## Task description
Filter this material down to the lines that hold "July", copying each one.

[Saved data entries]
^^^^^^^^^^^^^^^^
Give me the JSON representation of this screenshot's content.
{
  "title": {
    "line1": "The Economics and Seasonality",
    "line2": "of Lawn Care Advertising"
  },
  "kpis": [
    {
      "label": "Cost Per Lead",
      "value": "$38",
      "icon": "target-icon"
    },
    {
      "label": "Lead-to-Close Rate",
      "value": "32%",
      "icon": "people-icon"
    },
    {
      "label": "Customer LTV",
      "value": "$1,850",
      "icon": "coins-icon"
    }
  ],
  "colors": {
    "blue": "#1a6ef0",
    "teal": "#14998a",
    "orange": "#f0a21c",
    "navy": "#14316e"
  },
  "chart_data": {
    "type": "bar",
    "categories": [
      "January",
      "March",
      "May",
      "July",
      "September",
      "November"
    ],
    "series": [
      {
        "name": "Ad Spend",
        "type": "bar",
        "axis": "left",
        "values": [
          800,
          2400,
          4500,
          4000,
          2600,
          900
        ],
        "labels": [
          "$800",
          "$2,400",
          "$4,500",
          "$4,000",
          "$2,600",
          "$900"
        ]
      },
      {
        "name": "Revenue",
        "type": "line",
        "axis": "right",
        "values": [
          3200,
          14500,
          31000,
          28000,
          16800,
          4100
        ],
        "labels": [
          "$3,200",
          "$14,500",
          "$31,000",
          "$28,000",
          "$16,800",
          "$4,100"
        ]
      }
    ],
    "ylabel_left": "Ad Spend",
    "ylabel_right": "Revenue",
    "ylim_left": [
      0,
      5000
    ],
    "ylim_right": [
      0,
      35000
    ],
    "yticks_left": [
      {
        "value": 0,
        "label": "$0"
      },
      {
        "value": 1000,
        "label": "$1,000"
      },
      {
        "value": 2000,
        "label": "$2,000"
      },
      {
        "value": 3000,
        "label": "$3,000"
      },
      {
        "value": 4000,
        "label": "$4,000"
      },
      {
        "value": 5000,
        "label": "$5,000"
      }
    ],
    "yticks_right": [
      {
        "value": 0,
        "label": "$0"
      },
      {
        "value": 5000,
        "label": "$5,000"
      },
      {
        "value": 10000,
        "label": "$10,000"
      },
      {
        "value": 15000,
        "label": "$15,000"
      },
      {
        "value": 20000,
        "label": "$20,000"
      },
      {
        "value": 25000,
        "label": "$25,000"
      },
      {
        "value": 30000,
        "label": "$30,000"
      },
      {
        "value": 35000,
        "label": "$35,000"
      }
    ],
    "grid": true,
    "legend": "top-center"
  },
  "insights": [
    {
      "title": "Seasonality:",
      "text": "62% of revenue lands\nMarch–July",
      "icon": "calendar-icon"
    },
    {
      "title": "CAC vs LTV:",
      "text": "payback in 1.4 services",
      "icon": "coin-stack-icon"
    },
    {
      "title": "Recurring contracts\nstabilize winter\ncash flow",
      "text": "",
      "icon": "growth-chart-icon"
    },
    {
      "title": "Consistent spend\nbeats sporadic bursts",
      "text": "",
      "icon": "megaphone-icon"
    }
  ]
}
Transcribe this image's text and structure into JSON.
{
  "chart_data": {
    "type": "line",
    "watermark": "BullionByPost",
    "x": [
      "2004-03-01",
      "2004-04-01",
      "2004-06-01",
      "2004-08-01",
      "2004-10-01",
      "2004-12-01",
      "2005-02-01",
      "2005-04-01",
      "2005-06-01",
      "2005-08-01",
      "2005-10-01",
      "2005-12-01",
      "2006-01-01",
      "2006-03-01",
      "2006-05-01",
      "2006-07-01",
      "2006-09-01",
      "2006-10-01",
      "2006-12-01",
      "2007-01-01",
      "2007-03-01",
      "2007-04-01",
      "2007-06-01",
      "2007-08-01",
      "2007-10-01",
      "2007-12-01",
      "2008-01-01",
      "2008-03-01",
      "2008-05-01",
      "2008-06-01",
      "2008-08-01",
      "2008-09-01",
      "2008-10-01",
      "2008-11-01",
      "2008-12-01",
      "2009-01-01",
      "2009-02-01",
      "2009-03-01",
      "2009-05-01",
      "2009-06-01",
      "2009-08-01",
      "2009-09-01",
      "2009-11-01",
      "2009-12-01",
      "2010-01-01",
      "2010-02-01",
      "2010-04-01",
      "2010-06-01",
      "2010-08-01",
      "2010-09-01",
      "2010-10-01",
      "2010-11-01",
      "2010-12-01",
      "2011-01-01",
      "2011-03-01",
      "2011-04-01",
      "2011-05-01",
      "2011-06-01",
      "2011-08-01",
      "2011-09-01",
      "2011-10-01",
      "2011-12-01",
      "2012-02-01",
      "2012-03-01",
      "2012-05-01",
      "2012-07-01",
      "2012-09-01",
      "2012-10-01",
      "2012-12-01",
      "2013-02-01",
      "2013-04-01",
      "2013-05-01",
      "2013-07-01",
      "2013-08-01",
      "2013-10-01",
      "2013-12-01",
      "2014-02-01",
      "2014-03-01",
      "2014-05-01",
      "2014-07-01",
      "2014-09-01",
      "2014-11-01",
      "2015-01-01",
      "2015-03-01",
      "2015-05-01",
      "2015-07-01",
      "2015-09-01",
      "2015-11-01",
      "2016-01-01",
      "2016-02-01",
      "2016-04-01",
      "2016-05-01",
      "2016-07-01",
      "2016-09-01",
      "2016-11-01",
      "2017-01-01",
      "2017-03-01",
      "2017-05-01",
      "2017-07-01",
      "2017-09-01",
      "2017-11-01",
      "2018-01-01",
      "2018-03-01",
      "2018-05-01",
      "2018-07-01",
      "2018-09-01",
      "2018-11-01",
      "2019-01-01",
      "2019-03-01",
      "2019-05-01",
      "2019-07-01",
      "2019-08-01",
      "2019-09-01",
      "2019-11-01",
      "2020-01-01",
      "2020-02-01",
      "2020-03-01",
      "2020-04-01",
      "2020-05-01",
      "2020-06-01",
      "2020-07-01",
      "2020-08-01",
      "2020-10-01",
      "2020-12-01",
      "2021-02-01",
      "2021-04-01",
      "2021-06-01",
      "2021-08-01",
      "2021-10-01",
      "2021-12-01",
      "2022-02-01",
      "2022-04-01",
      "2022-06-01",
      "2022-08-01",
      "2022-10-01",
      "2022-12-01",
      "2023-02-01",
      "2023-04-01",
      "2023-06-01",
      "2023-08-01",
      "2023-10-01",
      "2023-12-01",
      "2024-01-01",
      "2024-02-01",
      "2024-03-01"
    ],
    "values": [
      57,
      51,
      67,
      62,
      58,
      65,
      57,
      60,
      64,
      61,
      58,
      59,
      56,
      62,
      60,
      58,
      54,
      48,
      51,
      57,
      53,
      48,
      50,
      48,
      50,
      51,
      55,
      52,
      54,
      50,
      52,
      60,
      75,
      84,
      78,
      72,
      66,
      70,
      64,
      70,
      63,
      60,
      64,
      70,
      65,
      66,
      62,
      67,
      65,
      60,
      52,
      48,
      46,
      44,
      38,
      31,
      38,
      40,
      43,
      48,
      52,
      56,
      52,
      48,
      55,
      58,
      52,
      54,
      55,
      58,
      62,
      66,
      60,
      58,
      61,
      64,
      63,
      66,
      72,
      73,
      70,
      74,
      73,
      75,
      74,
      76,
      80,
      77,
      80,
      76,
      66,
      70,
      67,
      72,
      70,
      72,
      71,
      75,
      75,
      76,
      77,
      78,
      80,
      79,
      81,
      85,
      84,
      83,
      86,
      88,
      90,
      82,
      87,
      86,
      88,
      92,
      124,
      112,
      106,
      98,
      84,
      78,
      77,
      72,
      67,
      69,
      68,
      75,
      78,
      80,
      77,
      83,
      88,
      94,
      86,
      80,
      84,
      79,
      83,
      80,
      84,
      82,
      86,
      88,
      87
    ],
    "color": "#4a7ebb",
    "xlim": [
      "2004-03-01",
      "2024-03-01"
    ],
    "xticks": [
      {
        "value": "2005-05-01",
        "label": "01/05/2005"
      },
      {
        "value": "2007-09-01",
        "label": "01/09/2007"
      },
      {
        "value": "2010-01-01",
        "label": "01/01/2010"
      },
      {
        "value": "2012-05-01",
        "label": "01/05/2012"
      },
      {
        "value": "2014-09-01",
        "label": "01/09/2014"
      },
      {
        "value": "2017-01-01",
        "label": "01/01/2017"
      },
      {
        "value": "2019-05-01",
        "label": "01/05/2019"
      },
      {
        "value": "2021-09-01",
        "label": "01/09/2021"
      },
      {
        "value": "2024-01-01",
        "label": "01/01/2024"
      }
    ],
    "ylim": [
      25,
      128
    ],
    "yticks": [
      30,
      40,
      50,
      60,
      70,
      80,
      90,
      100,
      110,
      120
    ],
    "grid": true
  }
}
^^^^^^^^^^^^^^^^
## Written solution
      "July",
      "text": "62% of revenue lands\nMarch–July",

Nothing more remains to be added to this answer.